**PROBLEM DESCRIPTION**
Skip the images and copy each record exactly as written.
--- begin DATA TO PROCESS ---
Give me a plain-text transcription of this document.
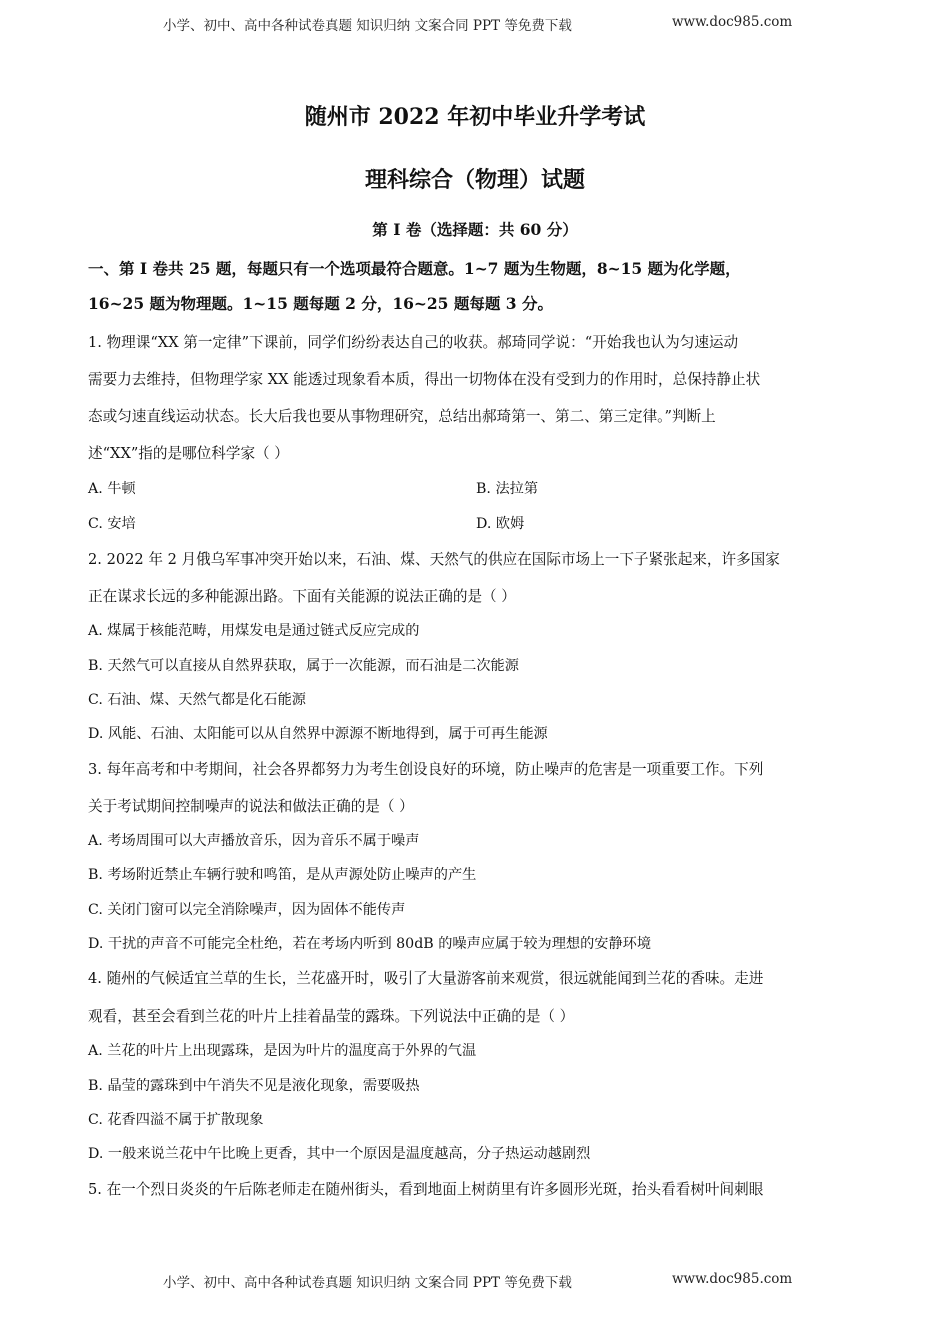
小学、初中、高中各种试卷真题 知识归纳 文案合同 PPT 等免费下载	www.doc985.com
随州市 2022 年初中毕业升学考试
理科综合（物理）试题
第 I 卷（选择题：共 60 分）
一、第 I 卷共 25 题，每题只有一个选项最符合题意。1~7 题为生物题，8~15 题为化学题，
16~25 题为物理题。1~15 题每题 2 分，16~25 题每题 3 分。
1. 物理课“XX 第一定律”下课前，同学们纷纷表达自己的收获。郝琦同学说：“开始我也认为匀速运动
需要力去维持，但物理学家 XX 能透过现象看本质，得出一切物体在没有受到力的作用时，总保持静止状
态或匀速直线运动状态。长大后我也要从事物理研究，总结出郝琦第一、第二、第三定律。”判断上
述“XX”指的是哪位科学家（ ）
A. 牛顿	B. 法拉第
C. 安培	D. 欧姆
2. 2022 年 2 月俄乌军事冲突开始以来，石油、煤、天然气的供应在国际市场上一下子紧张起来，许多国家
正在谋求长远的多种能源出路。下面有关能源的说法正确的是（ ）
A. 煤属于核能范畴，用煤发电是通过链式反应完成的
B. 天然气可以直接从自然界获取，属于一次能源，而石油是二次能源
C. 石油、煤、天然气都是化石能源
D. 风能、石油、太阳能可以从自然界中源源不断地得到，属于可再生能源
3. 每年高考和中考期间，社会各界都努力为考生创设良好的环境，防止噪声的危害是一项重要工作。下列
关于考试期间控制噪声的说法和做法正确的是（ ）
A. 考场周围可以大声播放音乐，因为音乐不属于噪声
B. 考场附近禁止车辆行驶和鸣笛，是从声源处防止噪声的产生
C. 关闭门窗可以完全消除噪声，因为固体不能传声
D. 干扰的声音不可能完全杜绝，若在考场内听到 80dB 的噪声应属于较为理想的安静环境
4. 随州的气候适宜兰草的生长，兰花盛开时，吸引了大量游客前来观赏，很远就能闻到兰花的香味。走进
观看，甚至会看到兰花的叶片上挂着晶莹的露珠。下列说法中正确的是（ ）
A. 兰花的叶片上出现露珠，是因为叶片的温度高于外界的气温
B. 晶莹的露珠到中午消失不见是液化现象，需要吸热
C. 花香四溢不属于扩散现象
D. 一般来说兰花中午比晚上更香，其中一个原因是温度越高，分子热运动越剧烈
5. 在一个烈日炎炎的午后陈老师走在随州街头，看到地面上树荫里有许多圆形光斑，抬头看看树叶间刺眼
小学、初中、高中各种试卷真题 知识归纳 文案合同 PPT 等免费下载	www.doc985.com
--- end DATA TO PROCESS ---
**REPLY TO THE TASK**
Give me a plain-text transcription of this document.
小学、初中、高中各种试卷真题 知识归纳 文案合同 PPT 等免费下载	www.doc985.com
随州市 2022 年初中毕业升学考试
理科综合（物理）试题
第 I 卷（选择题：共 60 分）
一、第 I 卷共 25 题，每题只有一个选项最符合题意。1~7 题为生物题，8~15 题为化学题，
16~25 题为物理题。1~15 题每题 2 分，16~25 题每题 3 分。
1. 物理课“XX 第一定律”下课前，同学们纷纷表达自己的收获。郝琦同学说：“开始我也认为匀速运动
需要力去维持，但物理学家 XX 能透过现象看本质，得出一切物体在没有受到力的作用时，总保持静止状
态或匀速直线运动状态。长大后我也要从事物理研究，总结出郝琦第一、第二、第三定律。”判断上
述“XX”指的是哪位科学家（ ）
A. 牛顿	B. 法拉第
C. 安培	D. 欧姆
2. 2022 年 2 月俄乌军事冲突开始以来，石油、煤、天然气的供应在国际市场上一下子紧张起来，许多国家
正在谋求长远的多种能源出路。下面有关能源的说法正确的是（ ）
A. 煤属于核能范畴，用煤发电是通过链式反应完成的
B. 天然气可以直接从自然界获取，属于一次能源，而石油是二次能源
C. 石油、煤、天然气都是化石能源
D. 风能、石油、太阳能可以从自然界中源源不断地得到，属于可再生能源
3. 每年高考和中考期间，社会各界都努力为考生创设良好的环境，防止噪声的危害是一项重要工作。下列
关于考试期间控制噪声的说法和做法正确的是（ ）
A. 考场周围可以大声播放音乐，因为音乐不属于噪声
B. 考场附近禁止车辆行驶和鸣笛，是从声源处防止噪声的产生
C. 关闭门窗可以完全消除噪声，因为固体不能传声
D. 干扰的声音不可能完全杜绝，若在考场内听到 80dB 的噪声应属于较为理想的安静环境
4. 随州的气候适宜兰草的生长，兰花盛开时，吸引了大量游客前来观赏，很远就能闻到兰花的香味。走进
观看，甚至会看到兰花的叶片上挂着晶莹的露珠。下列说法中正确的是（ ）
A. 兰花的叶片上出现露珠，是因为叶片的温度高于外界的气温
B. 晶莹的露珠到中午消失不见是液化现象，需要吸热
C. 花香四溢不属于扩散现象
D. 一般来说兰花中午比晚上更香，其中一个原因是温度越高，分子热运动越剧烈
5. 在一个烈日炎炎的午后陈老师走在随州街头，看到地面上树荫里有许多圆形光斑，抬头看看树叶间刺眼
小学、初中、高中各种试卷真题 知识归纳 文案合同 PPT 等免费下载	www.doc985.com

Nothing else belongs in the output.